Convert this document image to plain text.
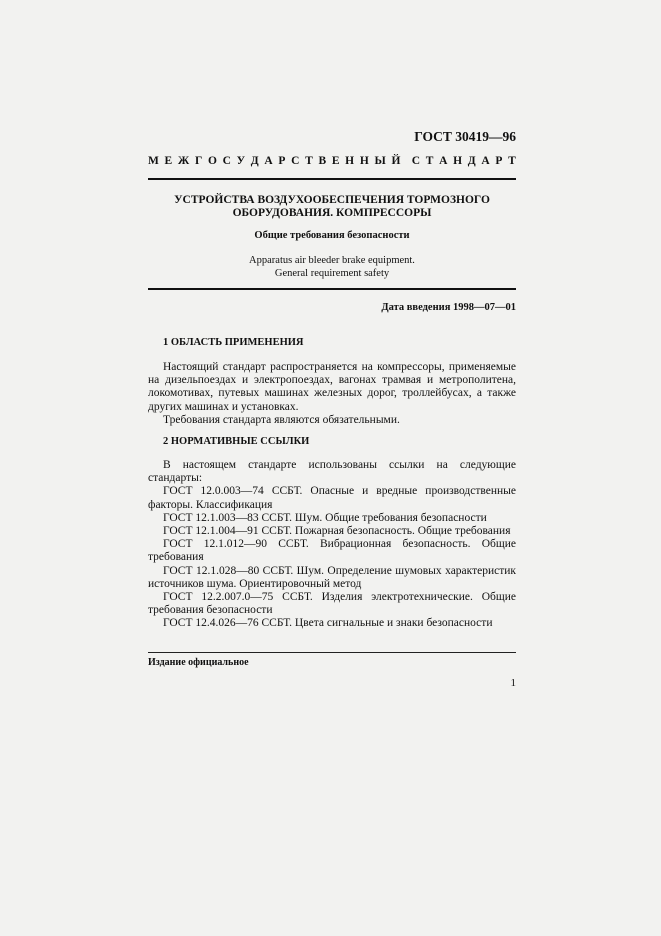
ГОСТ 30419—96
М Е Ж Г О С У Д А Р С Т В Е Н Н Ы Й С Т А Н Д А Р Т
УСТРОЙСТВА ВОЗДУХООБЕСПЕЧЕНИЯ ТОРМОЗНОГО
ОБОРУДОВАНИЯ. КОМПРЕССОРЫ
Общие требования безопасности
Apparatus air bleeder brake equipment.
General requirement safety
Дата введения 1998—07—01
1 ОБЛАСТЬ ПРИМЕНЕНИЯ

Настоящий стандарт распространяется на компрессоры, применяемые на дизельпоездах и электропоездах, вагонах трамвая и метрополитена, локомотивах, путевых машинах железных дорог, троллейбусах, а также других машинах и установках.

Требования стандарта являются обязательными.

2 НОРМАТИВНЫЕ ССЫЛКИ

В настоящем стандарте использованы ссылки на следующие стандарты:

ГОСТ 12.0.003—74 ССБТ. Опасные и вредные производственные факторы. Классификация

ГОСТ 12.1.003—83 ССБТ. Шум. Общие требования безопасности

ГОСТ 12.1.004—91 ССБТ. Пожарная безопасность. Общие требования

ГОСТ 12.1.012—90 ССБТ. Вибрационная безопасность. Общие требования

ГОСТ 12.1.028—80 ССБТ. Шум. Определение шумовых характеристик источников шума. Ориентировочный метод

ГОСТ 12.2.007.0—75 ССБТ. Изделия электротехнические. Общие требования безопасности

ГОСТ 12.4.026—76 ССБТ. Цвета сигнальные и знаки безопасности

Издание официальное
1
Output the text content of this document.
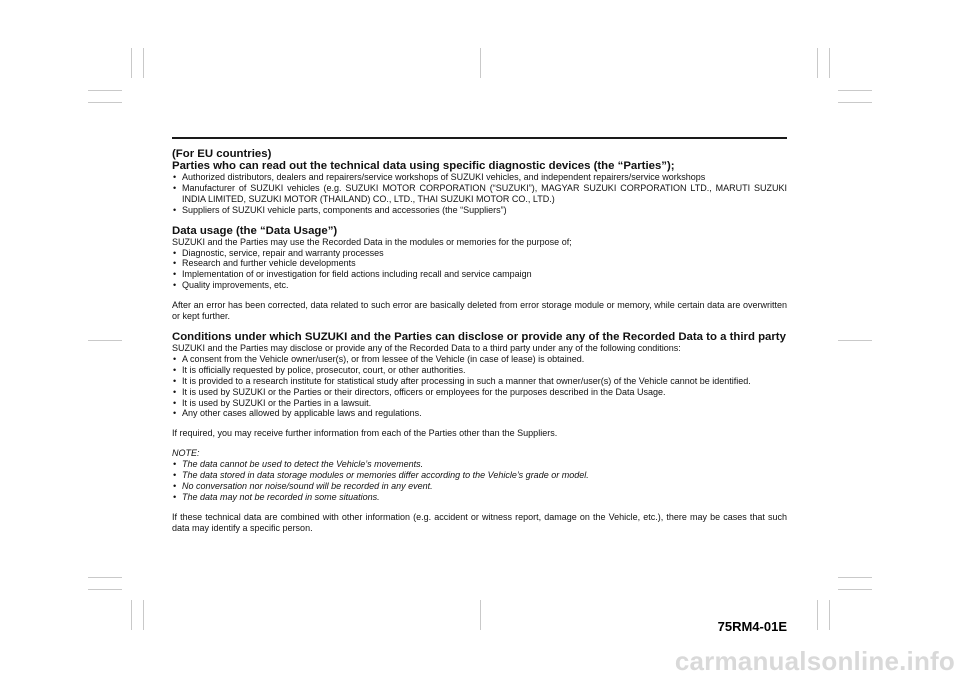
(For EU countries)

Parties who can read out the technical data using specific diagnostic devices (the “Parties”);

• Authorized distributors, dealers and repairers/service workshops of SUZUKI vehicles, and independent repairers/service workshops
• Manufacturer of SUZUKI vehicles (e.g. SUZUKI MOTOR CORPORATION (“SUZUKI”), MAGYAR SUZUKI CORPORATION LTD., MARUTI SUZUKI INDIA LIMITED, SUZUKI MOTOR (THAILAND) CO., LTD., THAI SUZUKI MOTOR CO., LTD.)
• Suppliers of SUZUKI vehicle parts, components and accessories (the “Suppliers”)

Data usage (the “Data Usage”)

SUZUKI and the Parties may use the Recorded Data in the modules or memories for the purpose of;

• Diagnostic, service, repair and warranty processes
• Research and further vehicle developments
• Implementation of or investigation for field actions including recall and service campaign
• Quality improvements, etc.

After an error has been corrected, data related to such error are basically deleted from error storage module or memory, while certain data are overwritten or kept further.

Conditions under which SUZUKI and the Parties can disclose or provide any of the Recorded Data to a third party

SUZUKI and the Parties may disclose or provide any of the Recorded Data to a third party under any of the following conditions:

• A consent from the Vehicle owner/user(s), or from lessee of the Vehicle (in case of lease) is obtained.
• It is officially requested by police, prosecutor, court, or other authorities.
• It is provided to a research institute for statistical study after processing in such a manner that owner/user(s) of the Vehicle cannot be identified.
• It is used by SUZUKI or the Parties or their directors, officers or employees for the purposes described in the Data Usage.
• It is used by SUZUKI or the Parties in a lawsuit.
• Any other cases allowed by applicable laws and regulations.

If required, you may receive further information from each of the Parties other than the Suppliers.

NOTE:

• The data cannot be used to detect the Vehicle’s movements.
• The data stored in data storage modules or memories differ according to the Vehicle’s grade or model.
• No conversation nor noise/sound will be recorded in any event.
• The data may not be recorded in some situations.

If these technical data are combined with other information (e.g. accident or witness report, damage on the Vehicle, etc.), there may be cases that such data may identify a specific person.

75RM4-01E
carmanualsonline.info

------------------------------------------------

Among the lines of the data above, determine how many contain the word "third". Report the number alone.

2